# What is being asked
Each record below is to be copied word for word, with pictures removed.

___ Information given ___

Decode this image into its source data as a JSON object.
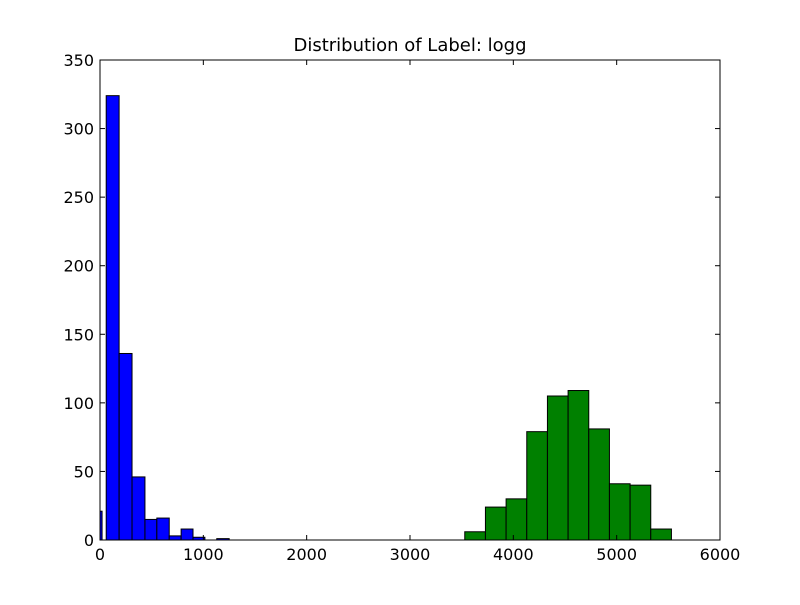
{
  "chart_data": {
    "type": "bar",
    "title": "Distribution of Label: logg",
    "xlabel": "",
    "ylabel": "",
    "xlim": [
      0,
      6000
    ],
    "ylim": [
      0,
      350
    ],
    "xticks": [
      "0",
      "1000",
      "2000",
      "3000",
      "4000",
      "5000",
      "6000"
    ],
    "yticks": [
      "0",
      "50",
      "100",
      "150",
      "200",
      "250",
      "300",
      "350"
    ],
    "grid": false,
    "series": [
      {
        "color": "#0000ff",
        "bins": [
          {
            "x0": 0,
            "x1": 20,
            "value": 21
          },
          {
            "x0": 60,
            "x1": 185,
            "value": 324
          },
          {
            "x0": 185,
            "x1": 310,
            "value": 136
          },
          {
            "x0": 310,
            "x1": 435,
            "value": 46
          },
          {
            "x0": 435,
            "x1": 550,
            "value": 15
          },
          {
            "x0": 550,
            "x1": 670,
            "value": 16
          },
          {
            "x0": 670,
            "x1": 785,
            "value": 3
          },
          {
            "x0": 785,
            "x1": 900,
            "value": 8
          },
          {
            "x0": 900,
            "x1": 1015,
            "value": 2
          },
          {
            "x0": 1015,
            "x1": 1130,
            "value": 0
          },
          {
            "x0": 1130,
            "x1": 1250,
            "value": 1
          }
        ]
      },
      {
        "color": "#008000",
        "bins": [
          {
            "x0": 3530,
            "x1": 3730,
            "value": 6
          },
          {
            "x0": 3730,
            "x1": 3930,
            "value": 24
          },
          {
            "x0": 3930,
            "x1": 4130,
            "value": 30
          },
          {
            "x0": 4130,
            "x1": 4330,
            "value": 79
          },
          {
            "x0": 4330,
            "x1": 4530,
            "value": 105
          },
          {
            "x0": 4530,
            "x1": 4730,
            "value": 109
          },
          {
            "x0": 4730,
            "x1": 4930,
            "value": 81
          },
          {
            "x0": 4930,
            "x1": 5130,
            "value": 41
          },
          {
            "x0": 5130,
            "x1": 5330,
            "value": 40
          },
          {
            "x0": 5330,
            "x1": 5530,
            "value": 8
          }
        ]
      }
    ]
  }
}
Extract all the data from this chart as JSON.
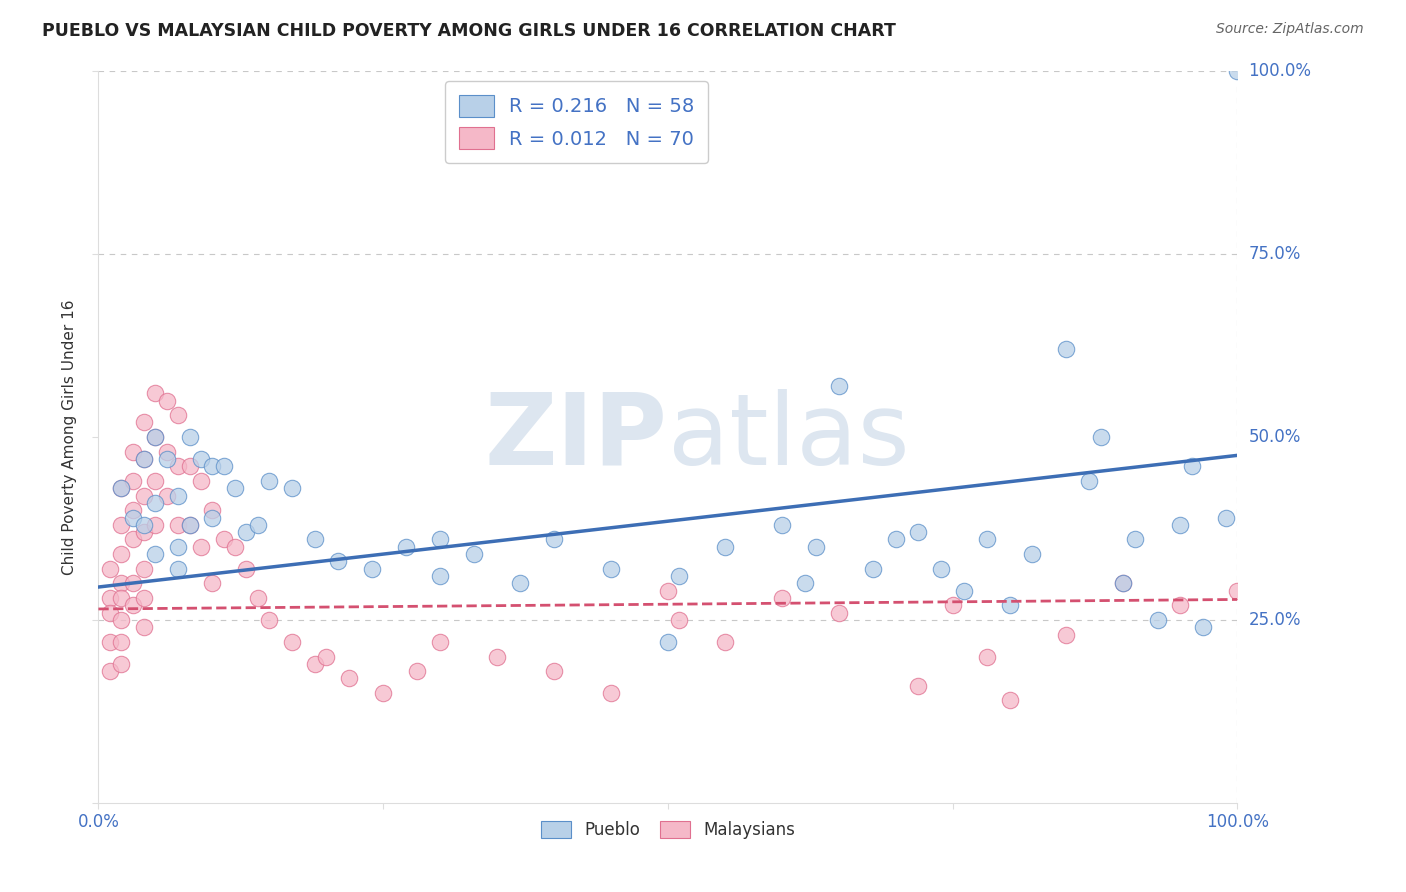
{
  "title": "PUEBLO VS MALAYSIAN CHILD POVERTY AMONG GIRLS UNDER 16 CORRELATION CHART",
  "source": "Source: ZipAtlas.com",
  "ylabel": "Child Poverty Among Girls Under 16",
  "pueblo_R": 0.216,
  "pueblo_N": 58,
  "malaysian_R": 0.012,
  "malaysian_N": 70,
  "pueblo_color": "#b8d0e8",
  "pueblo_edge_color": "#5b8fc9",
  "pueblo_line_color": "#3d6eb5",
  "malaysian_color": "#f5b8c8",
  "malaysian_edge_color": "#e07090",
  "malaysian_line_color": "#d45070",
  "watermark_color": "#dde6f0",
  "bg_color": "#ffffff",
  "grid_color": "#c8c8c8",
  "title_color": "#222222",
  "source_color": "#666666",
  "tick_color": "#4472c4",
  "xlim": [
    0,
    1
  ],
  "ylim": [
    0,
    1
  ],
  "pueblo_line_x0": 0.0,
  "pueblo_line_y0": 0.295,
  "pueblo_line_x1": 1.0,
  "pueblo_line_y1": 0.475,
  "malaysian_line_x0": 0.0,
  "malaysian_line_y0": 0.265,
  "malaysian_line_x1": 1.0,
  "malaysian_line_y1": 0.278,
  "pueblo_x": [
    0.02,
    0.03,
    0.04,
    0.04,
    0.05,
    0.05,
    0.05,
    0.06,
    0.07,
    0.07,
    0.07,
    0.08,
    0.08,
    0.09,
    0.1,
    0.1,
    0.11,
    0.12,
    0.13,
    0.14,
    0.15,
    0.17,
    0.19,
    0.21,
    0.24,
    0.27,
    0.3,
    0.3,
    0.33,
    0.37,
    0.4,
    0.45,
    0.5,
    0.51,
    0.55,
    0.6,
    0.62,
    0.63,
    0.65,
    0.68,
    0.7,
    0.72,
    0.74,
    0.76,
    0.78,
    0.8,
    0.82,
    0.85,
    0.87,
    0.88,
    0.9,
    0.91,
    0.93,
    0.95,
    0.96,
    0.97,
    0.99,
    1.0
  ],
  "pueblo_y": [
    0.43,
    0.39,
    0.47,
    0.38,
    0.5,
    0.41,
    0.34,
    0.47,
    0.42,
    0.35,
    0.32,
    0.5,
    0.38,
    0.47,
    0.46,
    0.39,
    0.46,
    0.43,
    0.37,
    0.38,
    0.44,
    0.43,
    0.36,
    0.33,
    0.32,
    0.35,
    0.31,
    0.36,
    0.34,
    0.3,
    0.36,
    0.32,
    0.22,
    0.31,
    0.35,
    0.38,
    0.3,
    0.35,
    0.57,
    0.32,
    0.36,
    0.37,
    0.32,
    0.29,
    0.36,
    0.27,
    0.34,
    0.62,
    0.44,
    0.5,
    0.3,
    0.36,
    0.25,
    0.38,
    0.46,
    0.24,
    0.39,
    1.0
  ],
  "malaysian_x": [
    0.01,
    0.01,
    0.01,
    0.01,
    0.01,
    0.02,
    0.02,
    0.02,
    0.02,
    0.02,
    0.02,
    0.02,
    0.02,
    0.03,
    0.03,
    0.03,
    0.03,
    0.03,
    0.03,
    0.04,
    0.04,
    0.04,
    0.04,
    0.04,
    0.04,
    0.04,
    0.05,
    0.05,
    0.05,
    0.05,
    0.06,
    0.06,
    0.06,
    0.07,
    0.07,
    0.07,
    0.08,
    0.08,
    0.09,
    0.09,
    0.1,
    0.1,
    0.11,
    0.12,
    0.13,
    0.14,
    0.15,
    0.17,
    0.19,
    0.2,
    0.22,
    0.25,
    0.28,
    0.3,
    0.35,
    0.4,
    0.45,
    0.5,
    0.51,
    0.55,
    0.6,
    0.65,
    0.72,
    0.75,
    0.78,
    0.8,
    0.85,
    0.9,
    0.95,
    1.0
  ],
  "malaysian_y": [
    0.32,
    0.28,
    0.26,
    0.22,
    0.18,
    0.43,
    0.38,
    0.34,
    0.3,
    0.28,
    0.25,
    0.22,
    0.19,
    0.48,
    0.44,
    0.4,
    0.36,
    0.3,
    0.27,
    0.52,
    0.47,
    0.42,
    0.37,
    0.32,
    0.28,
    0.24,
    0.56,
    0.5,
    0.44,
    0.38,
    0.55,
    0.48,
    0.42,
    0.53,
    0.46,
    0.38,
    0.46,
    0.38,
    0.44,
    0.35,
    0.4,
    0.3,
    0.36,
    0.35,
    0.32,
    0.28,
    0.25,
    0.22,
    0.19,
    0.2,
    0.17,
    0.15,
    0.18,
    0.22,
    0.2,
    0.18,
    0.15,
    0.29,
    0.25,
    0.22,
    0.28,
    0.26,
    0.16,
    0.27,
    0.2,
    0.14,
    0.23,
    0.3,
    0.27,
    0.29
  ]
}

___

# Exercise response
Decode this image into its source data as a JSON object.
{
  "chart_data": {
    "type": "bar",
    "title": "Distribution of Label: logg",
    "xlabel": "",
    "ylabel": "",
    "xlim": [
      0,
      6000
    ],
    "ylim": [
      0,
      350
    ],
    "xticks": [
      "0",
      "1000",
      "2000",
      "3000",
      "4000",
      "5000",
      "6000"
    ],
    "yticks": [
      "0",
      "50",
      "100",
      "150",
      "200",
      "250",
      "300",
      "350"
    ],
    "grid": false,
    "series": [
      {
        "color": "#0000ff",
        "bins": [
          {
            "x0": 0,
            "x1": 20,
            "value": 21
          },
          {
            "x0": 60,
            "x1": 185,
            "value": 324
          },
          {
            "x0": 185,
            "x1": 310,
            "value": 136
          },
          {
            "x0": 310,
            "x1": 435,
            "value": 46
          },
          {
            "x0": 435,
            "x1": 550,
            "value": 15
          },
          {
            "x0": 550,
            "x1": 670,
            "value": 16
          },
          {
            "x0": 670,
            "x1": 785,
            "value": 3
          },
          {
            "x0": 785,
            "x1": 900,
            "value": 8
          },
          {
            "x0": 900,
            "x1": 1015,
            "value": 2
          },
          {
            "x0": 1015,
            "x1": 1130,
            "value": 0
          },
          {
            "x0": 1130,
            "x1": 1250,
            "value": 1
          }
        ]
      },
      {
        "color": "#008000",
        "bins": [
          {
            "x0": 3530,
            "x1": 3730,
            "value": 6
          },
          {
            "x0": 3730,
            "x1": 3930,
            "value": 24
          },
          {
            "x0": 3930,
            "x1": 4130,
            "value": 30
          },
          {
            "x0": 4130,
            "x1": 4330,
            "value": 79
          },
          {
            "x0": 4330,
            "x1": 4530,
            "value": 105
          },
          {
            "x0": 4530,
            "x1": 4730,
            "value": 109
          },
          {
            "x0": 4730,
            "x1": 4930,
            "value": 81
          },
          {
            "x0": 4930,
            "x1": 5130,
            "value": 41
          },
          {
            "x0": 5130,
            "x1": 5330,
            "value": 40
          },
          {
            "x0": 5330,
            "x1": 5530,
            "value": 8
          }
        ]
      }
    ]
  }
}
Extract all the data from this chart as JSON.
{
  "title": "PUEBLO VS MALAYSIAN CHILD POVERTY AMONG GIRLS UNDER 16 CORRELATION CHART",
  "source": "Source: ZipAtlas.com",
  "ylabel": "Child Poverty Among Girls Under 16",
  "pueblo_R": 0.216,
  "pueblo_N": 58,
  "malaysian_R": 0.012,
  "malaysian_N": 70,
  "pueblo_color": "#b8d0e8",
  "pueblo_edge_color": "#5b8fc9",
  "pueblo_line_color": "#3d6eb5",
  "malaysian_color": "#f5b8c8",
  "malaysian_edge_color": "#e07090",
  "malaysian_line_color": "#d45070",
  "watermark_color": "#dde6f0",
  "bg_color": "#ffffff",
  "grid_color": "#c8c8c8",
  "title_color": "#222222",
  "source_color": "#666666",
  "tick_color": "#4472c4",
  "xlim": [
    0,
    1
  ],
  "ylim": [
    0,
    1
  ],
  "pueblo_line_x0": 0.0,
  "pueblo_line_y0": 0.295,
  "pueblo_line_x1": 1.0,
  "pueblo_line_y1": 0.475,
  "malaysian_line_x0": 0.0,
  "malaysian_line_y0": 0.265,
  "malaysian_line_x1": 1.0,
  "malaysian_line_y1": 0.278,
  "pueblo_x": [
    0.02,
    0.03,
    0.04,
    0.04,
    0.05,
    0.05,
    0.05,
    0.06,
    0.07,
    0.07,
    0.07,
    0.08,
    0.08,
    0.09,
    0.1,
    0.1,
    0.11,
    0.12,
    0.13,
    0.14,
    0.15,
    0.17,
    0.19,
    0.21,
    0.24,
    0.27,
    0.3,
    0.3,
    0.33,
    0.37,
    0.4,
    0.45,
    0.5,
    0.51,
    0.55,
    0.6,
    0.62,
    0.63,
    0.65,
    0.68,
    0.7,
    0.72,
    0.74,
    0.76,
    0.78,
    0.8,
    0.82,
    0.85,
    0.87,
    0.88,
    0.9,
    0.91,
    0.93,
    0.95,
    0.96,
    0.97,
    0.99,
    1.0
  ],
  "pueblo_y": [
    0.43,
    0.39,
    0.47,
    0.38,
    0.5,
    0.41,
    0.34,
    0.47,
    0.42,
    0.35,
    0.32,
    0.5,
    0.38,
    0.47,
    0.46,
    0.39,
    0.46,
    0.43,
    0.37,
    0.38,
    0.44,
    0.43,
    0.36,
    0.33,
    0.32,
    0.35,
    0.31,
    0.36,
    0.34,
    0.3,
    0.36,
    0.32,
    0.22,
    0.31,
    0.35,
    0.38,
    0.3,
    0.35,
    0.57,
    0.32,
    0.36,
    0.37,
    0.32,
    0.29,
    0.36,
    0.27,
    0.34,
    0.62,
    0.44,
    0.5,
    0.3,
    0.36,
    0.25,
    0.38,
    0.46,
    0.24,
    0.39,
    1.0
  ],
  "malaysian_x": [
    0.01,
    0.01,
    0.01,
    0.01,
    0.01,
    0.02,
    0.02,
    0.02,
    0.02,
    0.02,
    0.02,
    0.02,
    0.02,
    0.03,
    0.03,
    0.03,
    0.03,
    0.03,
    0.03,
    0.04,
    0.04,
    0.04,
    0.04,
    0.04,
    0.04,
    0.04,
    0.05,
    0.05,
    0.05,
    0.05,
    0.06,
    0.06,
    0.06,
    0.07,
    0.07,
    0.07,
    0.08,
    0.08,
    0.09,
    0.09,
    0.1,
    0.1,
    0.11,
    0.12,
    0.13,
    0.14,
    0.15,
    0.17,
    0.19,
    0.2,
    0.22,
    0.25,
    0.28,
    0.3,
    0.35,
    0.4,
    0.45,
    0.5,
    0.51,
    0.55,
    0.6,
    0.65,
    0.72,
    0.75,
    0.78,
    0.8,
    0.85,
    0.9,
    0.95,
    1.0
  ],
  "malaysian_y": [
    0.32,
    0.28,
    0.26,
    0.22,
    0.18,
    0.43,
    0.38,
    0.34,
    0.3,
    0.28,
    0.25,
    0.22,
    0.19,
    0.48,
    0.44,
    0.4,
    0.36,
    0.3,
    0.27,
    0.52,
    0.47,
    0.42,
    0.37,
    0.32,
    0.28,
    0.24,
    0.56,
    0.5,
    0.44,
    0.38,
    0.55,
    0.48,
    0.42,
    0.53,
    0.46,
    0.38,
    0.46,
    0.38,
    0.44,
    0.35,
    0.4,
    0.3,
    0.36,
    0.35,
    0.32,
    0.28,
    0.25,
    0.22,
    0.19,
    0.2,
    0.17,
    0.15,
    0.18,
    0.22,
    0.2,
    0.18,
    0.15,
    0.29,
    0.25,
    0.22,
    0.28,
    0.26,
    0.16,
    0.27,
    0.2,
    0.14,
    0.23,
    0.3,
    0.27,
    0.29
  ]
}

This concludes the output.